Short task:
Omit the pictures, then reproduce every remaining record exactly.

^^^^^^^^^^^^^^^^

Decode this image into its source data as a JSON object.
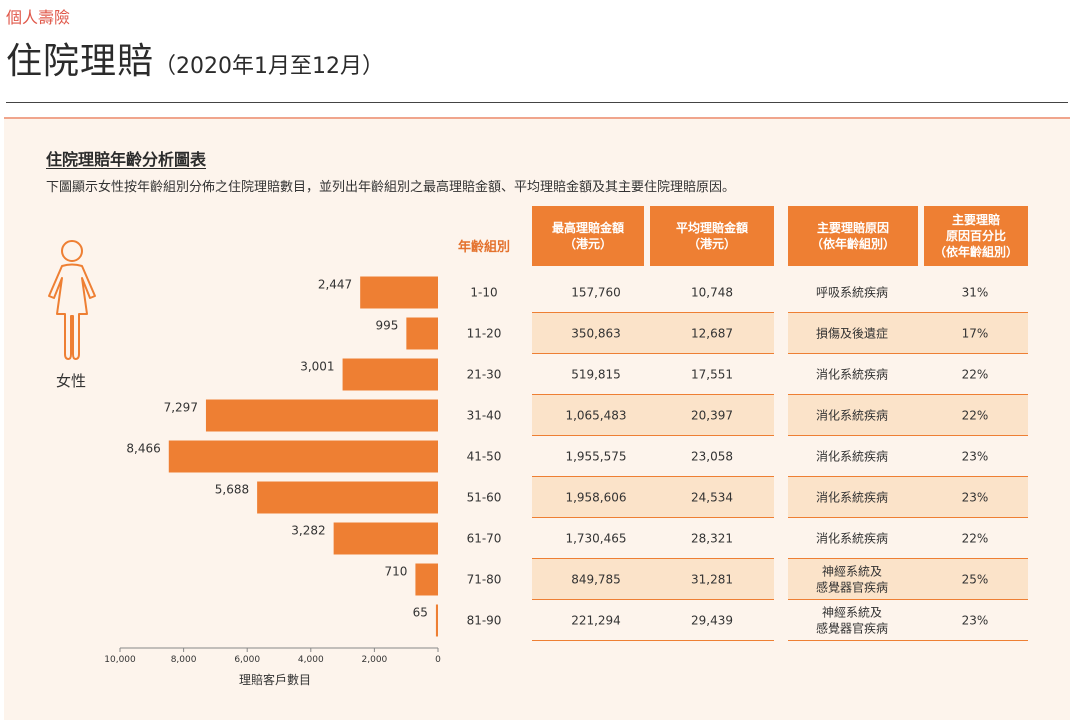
{
  "header": {
    "breadcrumb": "個人壽險",
    "title": "住院理賠",
    "period": "（2020年1月至12月）"
  },
  "section": {
    "title": "住院理賠年齡分析圖表",
    "description": "下圖顯示女性按年齡組別分佈之住院理賠數目，並列出年齡組別之最高理賠金額、平均理賠金額及其主要住院理賠原因。"
  },
  "icon": {
    "name": "female-person-icon",
    "label": "女性"
  },
  "colors": {
    "accent": "#ee7f33",
    "band": "#fbe3c9",
    "panel": "#fdf4ec",
    "breadcrumb": "#e0584a"
  },
  "table_headers": {
    "age_group": "年齡組別",
    "max_claim_line1": "最高理賠金額",
    "max_claim_line2": "（港元）",
    "avg_claim_line1": "平均理賠金額",
    "avg_claim_line2": "（港元）",
    "reason_line1": "主要理賠原因",
    "reason_line2": "（依年齡組別）",
    "pct_line1": "主要理賠",
    "pct_line2": "原因百分比",
    "pct_line3": "（依年齡組別）"
  },
  "chart_data": {
    "type": "bar",
    "orientation": "horizontal",
    "direction": "right-to-left",
    "xlabel": "理賠客戶數目",
    "xlim": [
      10000,
      0
    ],
    "xticks": [
      "10,000",
      "8,000",
      "6,000",
      "4,000",
      "2,000",
      "0"
    ],
    "categories": [
      "1-10",
      "11-20",
      "21-30",
      "31-40",
      "41-50",
      "51-60",
      "61-70",
      "71-80",
      "81-90"
    ],
    "values": [
      2447,
      995,
      3001,
      7297,
      8466,
      5688,
      3282,
      710,
      65
    ],
    "value_labels": [
      "2,447",
      "995",
      "3,001",
      "7,297",
      "8,466",
      "5,688",
      "3,282",
      "710",
      "65"
    ]
  },
  "rows": [
    {
      "age": "1-10",
      "max": "157,760",
      "avg": "10,748",
      "reason": [
        "呼吸系統疾病"
      ],
      "pct": "31%"
    },
    {
      "age": "11-20",
      "max": "350,863",
      "avg": "12,687",
      "reason": [
        "損傷及後遺症"
      ],
      "pct": "17%"
    },
    {
      "age": "21-30",
      "max": "519,815",
      "avg": "17,551",
      "reason": [
        "消化系統疾病"
      ],
      "pct": "22%"
    },
    {
      "age": "31-40",
      "max": "1,065,483",
      "avg": "20,397",
      "reason": [
        "消化系統疾病"
      ],
      "pct": "22%"
    },
    {
      "age": "41-50",
      "max": "1,955,575",
      "avg": "23,058",
      "reason": [
        "消化系統疾病"
      ],
      "pct": "23%"
    },
    {
      "age": "51-60",
      "max": "1,958,606",
      "avg": "24,534",
      "reason": [
        "消化系統疾病"
      ],
      "pct": "23%"
    },
    {
      "age": "61-70",
      "max": "1,730,465",
      "avg": "28,321",
      "reason": [
        "消化系統疾病"
      ],
      "pct": "22%"
    },
    {
      "age": "71-80",
      "max": "849,785",
      "avg": "31,281",
      "reason": [
        "神經系統及",
        "感覺器官疾病"
      ],
      "pct": "25%"
    },
    {
      "age": "81-90",
      "max": "221,294",
      "avg": "29,439",
      "reason": [
        "神經系統及",
        "感覺器官疾病"
      ],
      "pct": "23%"
    }
  ]
}
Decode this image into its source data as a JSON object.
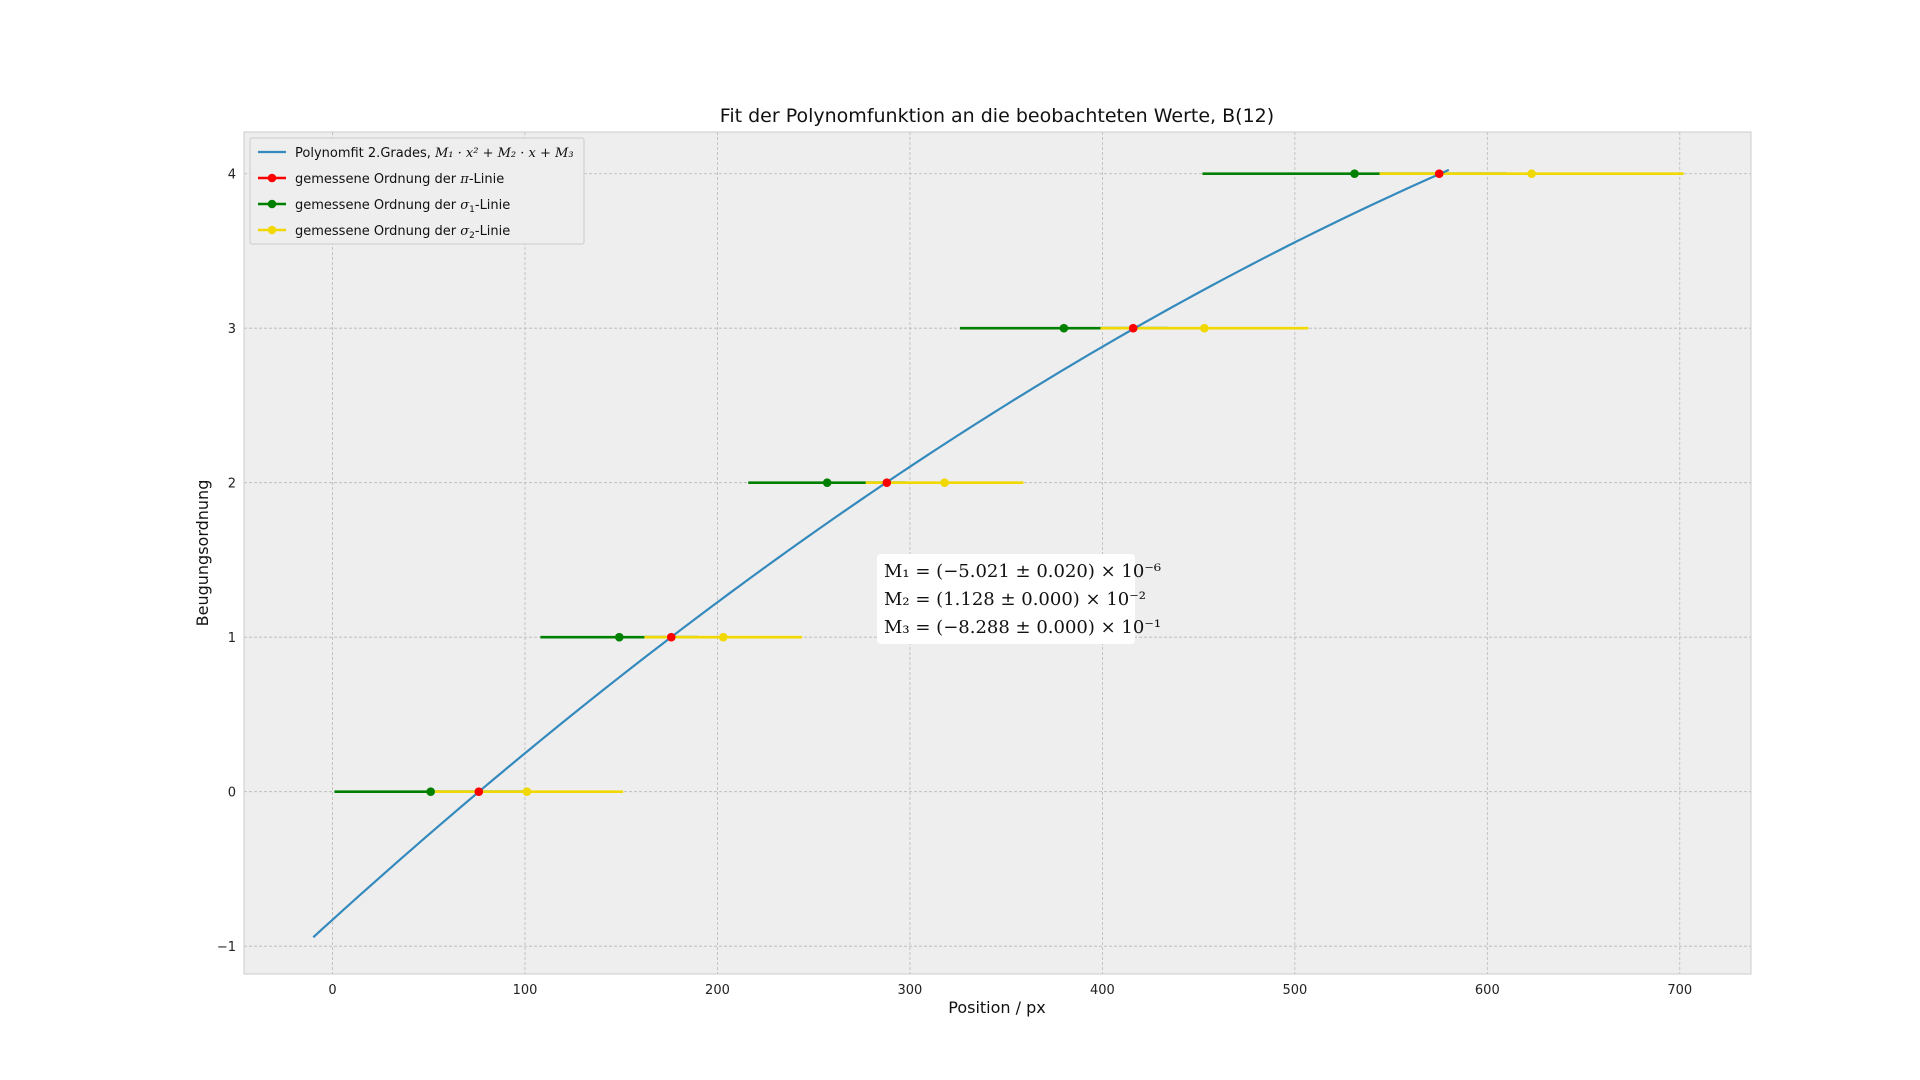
{
  "chart_data": {
    "type": "scatter",
    "title": "Fit der Polynomfunktion an die beobachteten Werte, B(12)",
    "xlabel": "Position / px",
    "ylabel": "Beugungsordnung",
    "xlim": [
      -46,
      737
    ],
    "ylim": [
      -1.18,
      4.27
    ],
    "xticks": [
      0,
      100,
      200,
      300,
      400,
      500,
      600,
      700
    ],
    "yticks": [
      -1,
      0,
      1,
      2,
      3,
      4
    ],
    "ytick_labels": [
      "−1",
      "0",
      "1",
      "2",
      "3",
      "4"
    ],
    "grid": true,
    "legend_position": "upper-left",
    "fit": {
      "name_text": "Polynomfit 2.Grades, ",
      "name_math": "M₁ · x² + M₂ · x + M₃",
      "color": "#348ABD",
      "coefficients": [
        -5.021e-06,
        0.01128,
        -0.8288
      ],
      "x_range": [
        -10,
        580
      ]
    },
    "series": [
      {
        "name_prefix": "gemessene Ordnung der ",
        "name_symbol": "π",
        "name_sub": "",
        "name_suffix": "-Linie",
        "color": "#ff0000",
        "points": [
          {
            "x": 76,
            "y": 0
          },
          {
            "x": 176,
            "y": 1
          },
          {
            "x": 288,
            "y": 2
          },
          {
            "x": 416,
            "y": 3
          },
          {
            "x": 575,
            "y": 4
          }
        ]
      },
      {
        "name_prefix": "gemessene Ordnung der ",
        "name_symbol": "σ",
        "name_sub": "1",
        "name_suffix": "-Linie",
        "color": "#008000",
        "points": [
          {
            "x": 51,
            "y": 0,
            "xerr": 50
          },
          {
            "x": 149,
            "y": 1,
            "xerr": 41
          },
          {
            "x": 257,
            "y": 2,
            "xerr": 41
          },
          {
            "x": 380,
            "y": 3,
            "xerr": 54
          },
          {
            "x": 531,
            "y": 4,
            "xerr": 79
          }
        ]
      },
      {
        "name_prefix": "gemessene Ordnung der ",
        "name_symbol": "σ",
        "name_sub": "2",
        "name_suffix": "-Linie",
        "color": "#f0d800",
        "points": [
          {
            "x": 101,
            "y": 0,
            "xerr": 50
          },
          {
            "x": 203,
            "y": 1,
            "xerr": 41
          },
          {
            "x": 318,
            "y": 2,
            "xerr": 41
          },
          {
            "x": 453,
            "y": 3,
            "xerr": 54
          },
          {
            "x": 623,
            "y": 4,
            "xerr": 79
          }
        ]
      }
    ],
    "annotation": {
      "lines": [
        "M₁ = (−5.021 ± 0.020) × 10⁻⁶",
        "M₂ = (1.128 ± 0.000) × 10⁻²",
        "M₃ = (−8.288 ± 0.000) × 10⁻¹"
      ]
    }
  }
}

^^^^^^^^^^^^^^^^

Answer to the exercise:
Decode this image into its source data as a JSON object.
{
  "header": {
    "breadcrumb": "個人壽險",
    "title": "住院理賠",
    "period": "（2020年1月至12月）"
  },
  "section": {
    "title": "住院理賠年齡分析圖表",
    "description": "下圖顯示女性按年齡組別分佈之住院理賠數目，並列出年齡組別之最高理賠金額、平均理賠金額及其主要住院理賠原因。"
  },
  "icon": {
    "name": "female-person-icon",
    "label": "女性"
  },
  "colors": {
    "accent": "#ee7f33",
    "band": "#fbe3c9",
    "panel": "#fdf4ec",
    "breadcrumb": "#e0584a"
  },
  "table_headers": {
    "age_group": "年齡組別",
    "max_claim_line1": "最高理賠金額",
    "max_claim_line2": "（港元）",
    "avg_claim_line1": "平均理賠金額",
    "avg_claim_line2": "（港元）",
    "reason_line1": "主要理賠原因",
    "reason_line2": "（依年齡組別）",
    "pct_line1": "主要理賠",
    "pct_line2": "原因百分比",
    "pct_line3": "（依年齡組別）"
  },
  "chart_data": {
    "type": "bar",
    "orientation": "horizontal",
    "direction": "right-to-left",
    "xlabel": "理賠客戶數目",
    "xlim": [
      10000,
      0
    ],
    "xticks": [
      "10,000",
      "8,000",
      "6,000",
      "4,000",
      "2,000",
      "0"
    ],
    "categories": [
      "1-10",
      "11-20",
      "21-30",
      "31-40",
      "41-50",
      "51-60",
      "61-70",
      "71-80",
      "81-90"
    ],
    "values": [
      2447,
      995,
      3001,
      7297,
      8466,
      5688,
      3282,
      710,
      65
    ],
    "value_labels": [
      "2,447",
      "995",
      "3,001",
      "7,297",
      "8,466",
      "5,688",
      "3,282",
      "710",
      "65"
    ]
  },
  "rows": [
    {
      "age": "1-10",
      "max": "157,760",
      "avg": "10,748",
      "reason": [
        "呼吸系統疾病"
      ],
      "pct": "31%"
    },
    {
      "age": "11-20",
      "max": "350,863",
      "avg": "12,687",
      "reason": [
        "損傷及後遺症"
      ],
      "pct": "17%"
    },
    {
      "age": "21-30",
      "max": "519,815",
      "avg": "17,551",
      "reason": [
        "消化系統疾病"
      ],
      "pct": "22%"
    },
    {
      "age": "31-40",
      "max": "1,065,483",
      "avg": "20,397",
      "reason": [
        "消化系統疾病"
      ],
      "pct": "22%"
    },
    {
      "age": "41-50",
      "max": "1,955,575",
      "avg": "23,058",
      "reason": [
        "消化系統疾病"
      ],
      "pct": "23%"
    },
    {
      "age": "51-60",
      "max": "1,958,606",
      "avg": "24,534",
      "reason": [
        "消化系統疾病"
      ],
      "pct": "23%"
    },
    {
      "age": "61-70",
      "max": "1,730,465",
      "avg": "28,321",
      "reason": [
        "消化系統疾病"
      ],
      "pct": "22%"
    },
    {
      "age": "71-80",
      "max": "849,785",
      "avg": "31,281",
      "reason": [
        "神經系統及",
        "感覺器官疾病"
      ],
      "pct": "25%"
    },
    {
      "age": "81-90",
      "max": "221,294",
      "avg": "29,439",
      "reason": [
        "神經系統及",
        "感覺器官疾病"
      ],
      "pct": "23%"
    }
  ]
}
Decode this image into its source data as a JSON object.
{
  "chart_data": {
    "type": "scatter",
    "title": "Fit der Polynomfunktion an die beobachteten Werte, B(12)",
    "xlabel": "Position / px",
    "ylabel": "Beugungsordnung",
    "xlim": [
      -46,
      737
    ],
    "ylim": [
      -1.18,
      4.27
    ],
    "xticks": [
      0,
      100,
      200,
      300,
      400,
      500,
      600,
      700
    ],
    "yticks": [
      -1,
      0,
      1,
      2,
      3,
      4
    ],
    "ytick_labels": [
      "−1",
      "0",
      "1",
      "2",
      "3",
      "4"
    ],
    "grid": true,
    "legend_position": "upper-left",
    "fit": {
      "name_text": "Polynomfit 2.Grades, ",
      "name_math": "M₁ · x² + M₂ · x + M₃",
      "color": "#348ABD",
      "coefficients": [
        -5.021e-06,
        0.01128,
        -0.8288
      ],
      "x_range": [
        -10,
        580
      ]
    },
    "series": [
      {
        "name_prefix": "gemessene Ordnung der ",
        "name_symbol": "π",
        "name_sub": "",
        "name_suffix": "-Linie",
        "color": "#ff0000",
        "points": [
          {
            "x": 76,
            "y": 0
          },
          {
            "x": 176,
            "y": 1
          },
          {
            "x": 288,
            "y": 2
          },
          {
            "x": 416,
            "y": 3
          },
          {
            "x": 575,
            "y": 4
          }
        ]
      },
      {
        "name_prefix": "gemessene Ordnung der ",
        "name_symbol": "σ",
        "name_sub": "1",
        "name_suffix": "-Linie",
        "color": "#008000",
        "points": [
          {
            "x": 51,
            "y": 0,
            "xerr": 50
          },
          {
            "x": 149,
            "y": 1,
            "xerr": 41
          },
          {
            "x": 257,
            "y": 2,
            "xerr": 41
          },
          {
            "x": 380,
            "y": 3,
            "xerr": 54
          },
          {
            "x": 531,
            "y": 4,
            "xerr": 79
          }
        ]
      },
      {
        "name_prefix": "gemessene Ordnung der ",
        "name_symbol": "σ",
        "name_sub": "2",
        "name_suffix": "-Linie",
        "color": "#f0d800",
        "points": [
          {
            "x": 101,
            "y": 0,
            "xerr": 50
          },
          {
            "x": 203,
            "y": 1,
            "xerr": 41
          },
          {
            "x": 318,
            "y": 2,
            "xerr": 41
          },
          {
            "x": 453,
            "y": 3,
            "xerr": 54
          },
          {
            "x": 623,
            "y": 4,
            "xerr": 79
          }
        ]
      }
    ],
    "annotation": {
      "lines": [
        "M₁ = (−5.021 ± 0.020) × 10⁻⁶",
        "M₂ = (1.128 ± 0.000) × 10⁻²",
        "M₃ = (−8.288 ± 0.000) × 10⁻¹"
      ]
    }
  }
}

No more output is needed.